>> START The records

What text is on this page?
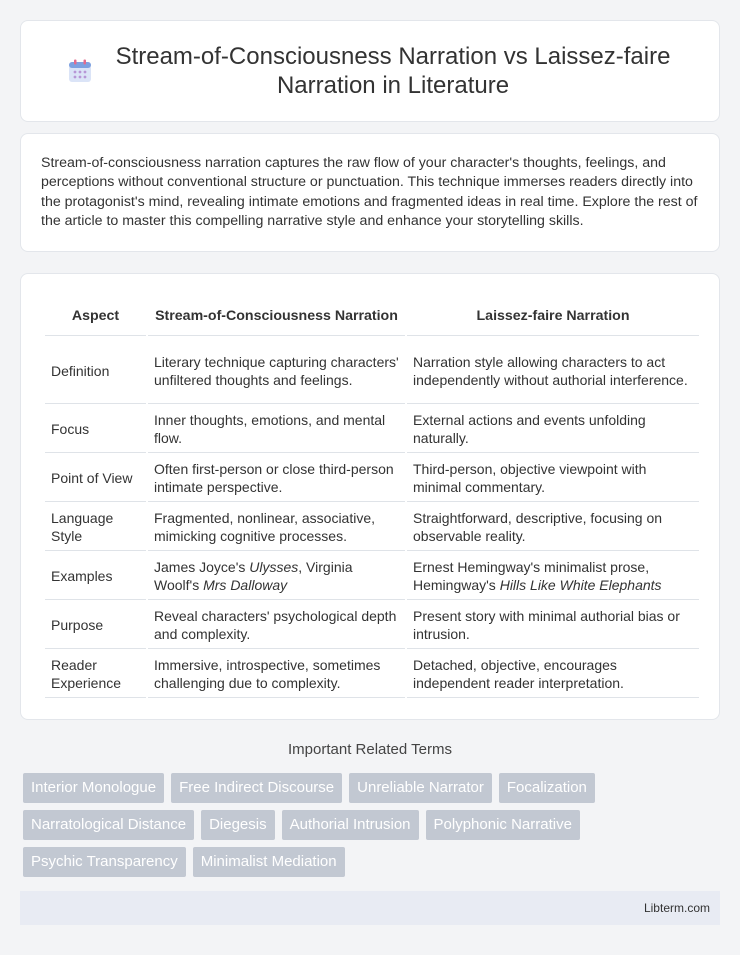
Stream-of-Consciousness Narration vs Laissez-faire Narration in Literature

Stream-of-consciousness narration captures the raw flow of your character's thoughts, feelings, and perceptions without conventional structure or punctuation. This technique immerses readers directly into the protagonist's mind, revealing intimate emotions and fragmented ideas in real time. Explore the rest of the article to master this compelling narrative style and enhance your storytelling skills.

Aspect	Stream-of-Consciousness Narration	Laissez-faire Narration
Definition	Literary technique capturing characters' unfiltered thoughts and feelings.	Narration style allowing characters to act independently without authorial interference.
Focus	Inner thoughts, emotions, and mental flow.	External actions and events unfolding naturally.
Point of View	Often first-person or close third-person intimate perspective.	Third-person, objective viewpoint with minimal commentary.
Language Style	Fragmented, nonlinear, associative, mimicking cognitive processes.	Straightforward, descriptive, focusing on observable reality.
Examples	James Joyce's Ulysses, Virginia Woolf's Mrs Dalloway	Ernest Hemingway's minimalist prose, Hemingway's Hills Like White Elephants
Purpose	Reveal characters' psychological depth and complexity.	Present story with minimal authorial bias or intrusion.
Reader Experience	Immersive, introspective, sometimes challenging due to complexity.	Detached, objective, encourages independent reader interpretation.
Important Related Terms
Interior Monologue	Free Indirect Discourse	Unreliable Narrator	Focalization
Narratological Distance	Diegesis	Authorial Intrusion	Polyphonic Narrative
Psychic Transparency	Minimalist Mediation
Libterm.com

>> END The records

Task objective: Filter the data for the string "technique" and copy every line that has it.

Written reply:
Stream-of-consciousness narration captures the raw flow of your character's thoughts, feelings, and perceptions without conventional structure or punctuation. This technique immerses readers directly into the protagonist's mind, revealing intimate emotions and fragmented ideas in real time. Explore the rest of the article to master this compelling narrative style and enhance your storytelling skills.
Definition	Literary technique capturing characters' unfiltered thoughts and feelings.	Narration style allowing characters to act independently without authorial interference.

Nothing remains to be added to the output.